*** Input data

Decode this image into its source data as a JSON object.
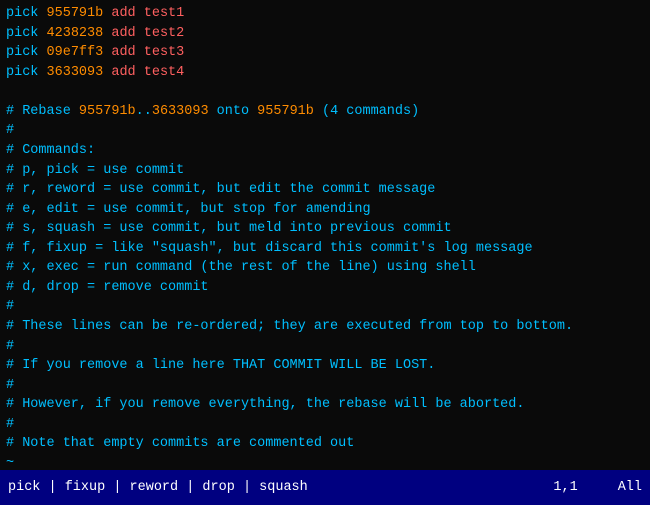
{
  "editor": {
    "lines": [
      {
        "type": "pick-line",
        "keyword": "pick",
        "sha": "955791b",
        "msg": "add test1"
      },
      {
        "type": "pick-line",
        "keyword": "pick",
        "sha": "4238238",
        "msg": "add test2"
      },
      {
        "type": "pick-line",
        "keyword": "pick",
        "sha": "09e7ff3",
        "msg": "add test3"
      },
      {
        "type": "pick-line",
        "keyword": "pick",
        "sha": "3633093",
        "msg": "add test4"
      },
      {
        "type": "blank"
      },
      {
        "type": "comment",
        "text": "# Rebase 955791b..3633093 onto 955791b (4 commands)"
      },
      {
        "type": "comment",
        "text": "#"
      },
      {
        "type": "comment",
        "text": "# Commands:"
      },
      {
        "type": "comment",
        "text": "# p, pick = use commit"
      },
      {
        "type": "comment",
        "text": "# r, reword = use commit, but edit the commit message"
      },
      {
        "type": "comment",
        "text": "# e, edit = use commit, but stop for amending"
      },
      {
        "type": "comment",
        "text": "# s, squash = use commit, but meld into previous commit"
      },
      {
        "type": "comment",
        "text": "# f, fixup = like \"squash\", but discard this commit's log message"
      },
      {
        "type": "comment",
        "text": "# x, exec = run command (the rest of the line) using shell"
      },
      {
        "type": "comment",
        "text": "# d, drop = remove commit"
      },
      {
        "type": "comment",
        "text": "#"
      },
      {
        "type": "comment",
        "text": "# These lines can be re-ordered; they are executed from top to bottom."
      },
      {
        "type": "comment",
        "text": "#"
      },
      {
        "type": "comment",
        "text": "# If you remove a line here THAT COMMIT WILL BE LOST."
      },
      {
        "type": "comment",
        "text": "#"
      },
      {
        "type": "comment",
        "text": "# However, if you remove everything, the rebase will be aborted."
      },
      {
        "type": "comment",
        "text": "#"
      },
      {
        "type": "comment",
        "text": "# Note that empty commits are commented out"
      },
      {
        "type": "tilde"
      },
      {
        "type": "tilde"
      }
    ]
  },
  "statusbar": {
    "commands": "pick | fixup | reword | drop | squash",
    "position": "1,1",
    "scroll": "All"
  }
}
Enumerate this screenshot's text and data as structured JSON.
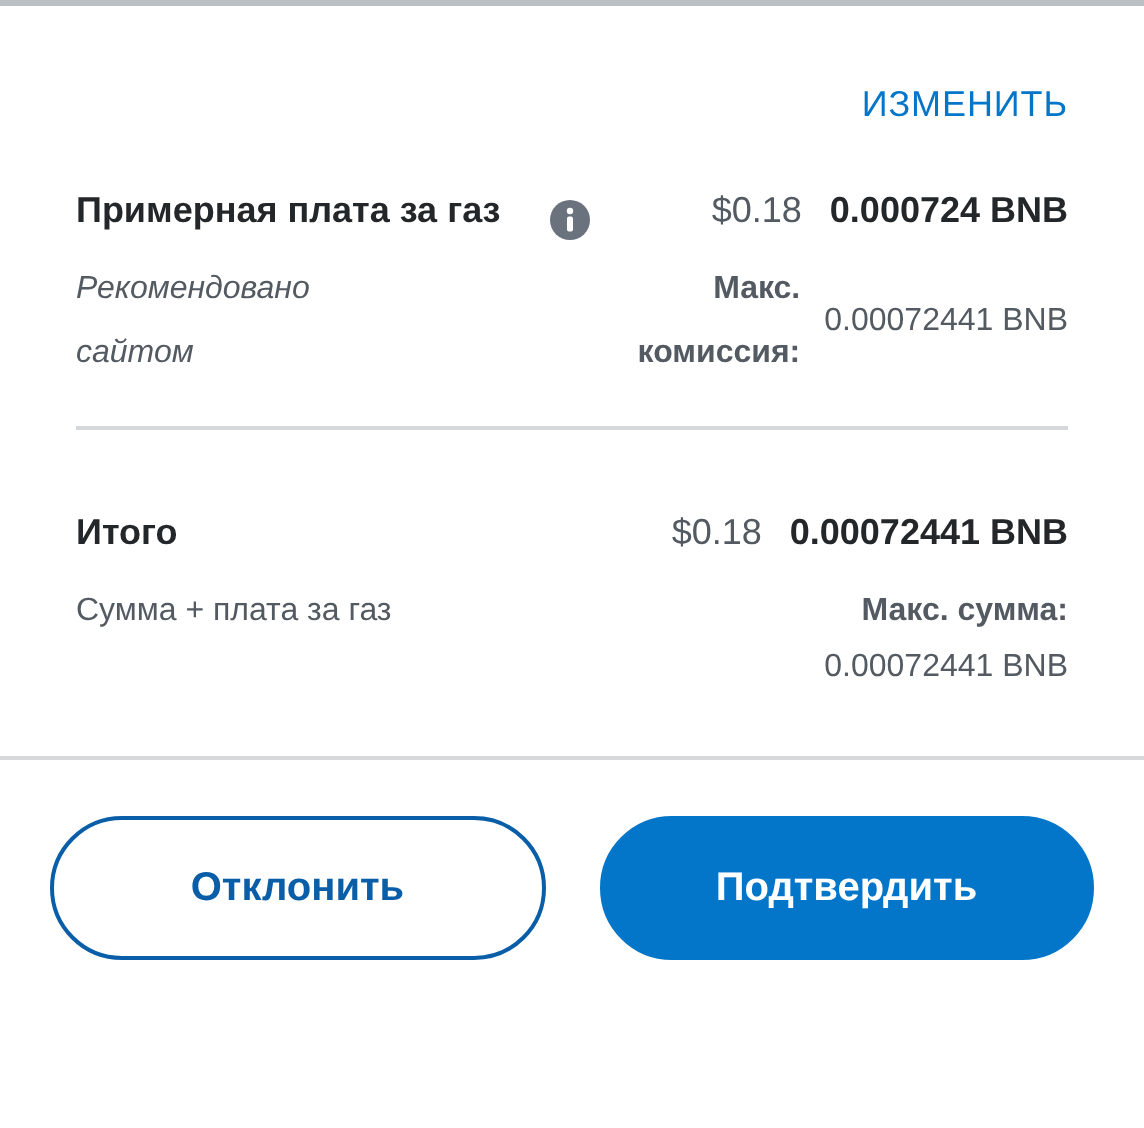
{
  "edit_link": "ИЗМЕНИТЬ",
  "gas_fee": {
    "label": "Примерная плата за газ",
    "fiat": "$0.18",
    "amount": "0.000724 BNB",
    "note": "Рекомендовано сайтом",
    "max_label": "Макс. комиссия:",
    "max_value": "0.00072441 BNB"
  },
  "total": {
    "label": "Итого",
    "fiat": "$0.18",
    "amount": "0.00072441 BNB",
    "note": "Сумма + плата за газ",
    "max_label": "Макс. сумма:",
    "max_value": "0.00072441 BNB"
  },
  "buttons": [
    {
      "label": "Отклонить",
      "kind": "secondary"
    },
    {
      "label": "Подтвердить",
      "kind": "primary"
    }
  ]
}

******

Request: Using the records above, gather all lines where the string "fixup" is present.

Task response:
        "text": "# f, fixup = like \"squash\", but discard this commit's log message"
    "commands": "pick | fixup | reword | drop | squash",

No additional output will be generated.